START Records shown

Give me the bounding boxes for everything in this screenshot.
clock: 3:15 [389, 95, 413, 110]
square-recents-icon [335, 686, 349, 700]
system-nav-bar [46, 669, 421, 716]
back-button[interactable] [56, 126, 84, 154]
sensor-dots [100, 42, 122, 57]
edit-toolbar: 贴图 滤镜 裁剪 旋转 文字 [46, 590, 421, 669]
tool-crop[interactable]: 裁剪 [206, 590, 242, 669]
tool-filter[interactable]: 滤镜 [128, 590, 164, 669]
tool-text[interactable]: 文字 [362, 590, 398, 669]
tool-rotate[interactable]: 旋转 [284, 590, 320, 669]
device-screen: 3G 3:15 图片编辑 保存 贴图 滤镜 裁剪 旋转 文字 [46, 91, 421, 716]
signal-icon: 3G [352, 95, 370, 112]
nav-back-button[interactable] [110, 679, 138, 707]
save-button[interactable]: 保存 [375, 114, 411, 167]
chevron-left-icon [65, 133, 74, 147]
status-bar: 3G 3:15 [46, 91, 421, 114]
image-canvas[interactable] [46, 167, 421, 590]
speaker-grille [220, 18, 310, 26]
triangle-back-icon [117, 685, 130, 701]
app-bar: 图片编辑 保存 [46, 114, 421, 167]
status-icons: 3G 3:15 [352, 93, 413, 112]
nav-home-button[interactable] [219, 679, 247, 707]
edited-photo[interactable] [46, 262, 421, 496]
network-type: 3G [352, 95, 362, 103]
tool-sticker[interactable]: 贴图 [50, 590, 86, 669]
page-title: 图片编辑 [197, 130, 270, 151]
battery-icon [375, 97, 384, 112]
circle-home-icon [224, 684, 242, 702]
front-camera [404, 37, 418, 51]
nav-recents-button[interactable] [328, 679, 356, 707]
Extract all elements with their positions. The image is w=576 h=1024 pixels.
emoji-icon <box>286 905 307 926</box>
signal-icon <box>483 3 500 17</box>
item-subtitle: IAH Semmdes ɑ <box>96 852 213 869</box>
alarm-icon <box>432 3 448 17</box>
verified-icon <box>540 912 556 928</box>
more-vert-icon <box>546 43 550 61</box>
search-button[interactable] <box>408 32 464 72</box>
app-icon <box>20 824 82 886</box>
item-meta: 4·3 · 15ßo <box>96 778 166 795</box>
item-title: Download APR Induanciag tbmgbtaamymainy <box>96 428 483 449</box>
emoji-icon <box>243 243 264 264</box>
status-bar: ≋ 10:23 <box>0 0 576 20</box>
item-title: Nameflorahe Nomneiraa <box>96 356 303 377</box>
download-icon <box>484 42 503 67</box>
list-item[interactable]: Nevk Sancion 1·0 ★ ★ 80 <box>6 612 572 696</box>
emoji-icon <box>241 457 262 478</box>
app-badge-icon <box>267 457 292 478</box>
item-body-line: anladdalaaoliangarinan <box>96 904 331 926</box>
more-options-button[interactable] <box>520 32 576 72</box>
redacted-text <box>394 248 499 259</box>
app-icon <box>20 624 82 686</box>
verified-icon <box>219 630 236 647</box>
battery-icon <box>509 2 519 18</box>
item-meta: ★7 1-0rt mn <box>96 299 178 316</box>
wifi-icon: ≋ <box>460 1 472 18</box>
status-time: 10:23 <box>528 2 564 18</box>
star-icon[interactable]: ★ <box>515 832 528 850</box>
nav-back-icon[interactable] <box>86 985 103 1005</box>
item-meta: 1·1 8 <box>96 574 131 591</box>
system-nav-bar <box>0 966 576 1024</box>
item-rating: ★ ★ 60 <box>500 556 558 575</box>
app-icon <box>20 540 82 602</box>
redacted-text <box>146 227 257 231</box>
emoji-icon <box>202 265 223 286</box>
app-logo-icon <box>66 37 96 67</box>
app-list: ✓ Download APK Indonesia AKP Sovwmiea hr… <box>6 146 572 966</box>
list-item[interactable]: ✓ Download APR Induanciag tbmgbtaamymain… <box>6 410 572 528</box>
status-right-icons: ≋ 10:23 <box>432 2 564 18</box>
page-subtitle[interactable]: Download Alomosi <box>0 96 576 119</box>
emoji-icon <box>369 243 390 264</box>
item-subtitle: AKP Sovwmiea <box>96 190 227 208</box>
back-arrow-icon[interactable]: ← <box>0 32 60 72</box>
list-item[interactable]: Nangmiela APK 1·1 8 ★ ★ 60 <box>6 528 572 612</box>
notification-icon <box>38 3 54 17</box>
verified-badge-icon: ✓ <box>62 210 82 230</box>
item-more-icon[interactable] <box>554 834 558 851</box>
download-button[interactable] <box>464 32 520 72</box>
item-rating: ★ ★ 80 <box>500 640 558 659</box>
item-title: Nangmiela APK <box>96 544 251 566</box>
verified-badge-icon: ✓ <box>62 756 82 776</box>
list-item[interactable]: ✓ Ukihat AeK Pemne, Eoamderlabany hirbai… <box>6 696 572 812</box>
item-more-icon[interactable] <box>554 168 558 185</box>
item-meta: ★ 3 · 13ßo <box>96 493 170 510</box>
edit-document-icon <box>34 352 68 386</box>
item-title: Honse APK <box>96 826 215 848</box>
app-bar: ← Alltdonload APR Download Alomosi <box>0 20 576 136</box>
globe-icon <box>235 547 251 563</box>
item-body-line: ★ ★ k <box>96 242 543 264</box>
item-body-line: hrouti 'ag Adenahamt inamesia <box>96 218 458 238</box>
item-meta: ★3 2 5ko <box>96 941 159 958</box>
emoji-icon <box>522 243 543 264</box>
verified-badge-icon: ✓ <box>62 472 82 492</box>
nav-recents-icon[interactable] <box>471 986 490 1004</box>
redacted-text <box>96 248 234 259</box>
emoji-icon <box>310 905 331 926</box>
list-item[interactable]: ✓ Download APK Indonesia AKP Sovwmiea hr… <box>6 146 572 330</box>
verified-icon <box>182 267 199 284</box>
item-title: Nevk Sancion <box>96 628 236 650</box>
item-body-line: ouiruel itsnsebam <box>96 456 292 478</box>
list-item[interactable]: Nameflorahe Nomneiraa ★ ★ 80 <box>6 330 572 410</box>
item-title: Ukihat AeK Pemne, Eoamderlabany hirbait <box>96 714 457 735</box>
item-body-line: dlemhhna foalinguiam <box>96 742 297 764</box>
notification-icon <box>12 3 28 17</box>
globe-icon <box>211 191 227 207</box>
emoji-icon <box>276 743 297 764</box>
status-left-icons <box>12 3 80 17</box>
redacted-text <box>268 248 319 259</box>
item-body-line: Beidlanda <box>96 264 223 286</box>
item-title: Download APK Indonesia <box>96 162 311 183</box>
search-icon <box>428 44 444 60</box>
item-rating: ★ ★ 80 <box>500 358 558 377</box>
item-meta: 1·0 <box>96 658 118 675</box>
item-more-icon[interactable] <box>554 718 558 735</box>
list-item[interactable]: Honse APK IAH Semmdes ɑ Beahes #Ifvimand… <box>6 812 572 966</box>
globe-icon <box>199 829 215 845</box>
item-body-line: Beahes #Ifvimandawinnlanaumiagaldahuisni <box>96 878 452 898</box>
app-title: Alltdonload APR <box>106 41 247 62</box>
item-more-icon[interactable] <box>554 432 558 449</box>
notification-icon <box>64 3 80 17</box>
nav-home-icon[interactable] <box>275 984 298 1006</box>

END Records shown

What needs to be done
Copy out the stretch of the listing from its first line through the line containing "battery-icon [375, 97, 384, 112]", keeping every character the same.

Solution to the problem
Give me the bounding boxes for everything in this screenshot.
clock: 3:15 [389, 95, 413, 110]
square-recents-icon [335, 686, 349, 700]
system-nav-bar [46, 669, 421, 716]
back-button[interactable] [56, 126, 84, 154]
sensor-dots [100, 42, 122, 57]
edit-toolbar: 贴图 滤镜 裁剪 旋转 文字 [46, 590, 421, 669]
tool-crop[interactable]: 裁剪 [206, 590, 242, 669]
tool-filter[interactable]: 滤镜 [128, 590, 164, 669]
tool-text[interactable]: 文字 [362, 590, 398, 669]
tool-rotate[interactable]: 旋转 [284, 590, 320, 669]
device-screen: 3G 3:15 图片编辑 保存 贴图 滤镜 裁剪 旋转 文字 [46, 91, 421, 716]
signal-icon: 3G [352, 95, 370, 112]
nav-back-button[interactable] [110, 679, 138, 707]
save-button[interactable]: 保存 [375, 114, 411, 167]
chevron-left-icon [65, 133, 74, 147]
status-bar: 3G 3:15 [46, 91, 421, 114]
image-canvas[interactable] [46, 167, 421, 590]
speaker-grille [220, 18, 310, 26]
triangle-back-icon [117, 685, 130, 701]
app-bar: 图片编辑 保存 [46, 114, 421, 167]
status-icons: 3G 3:15 [352, 93, 413, 112]
nav-home-button[interactable] [219, 679, 247, 707]
edited-photo[interactable] [46, 262, 421, 496]
network-type: 3G [352, 95, 362, 103]
tool-sticker[interactable]: 贴图 [50, 590, 86, 669]
page-title: 图片编辑 [197, 130, 270, 151]
battery-icon [375, 97, 384, 112]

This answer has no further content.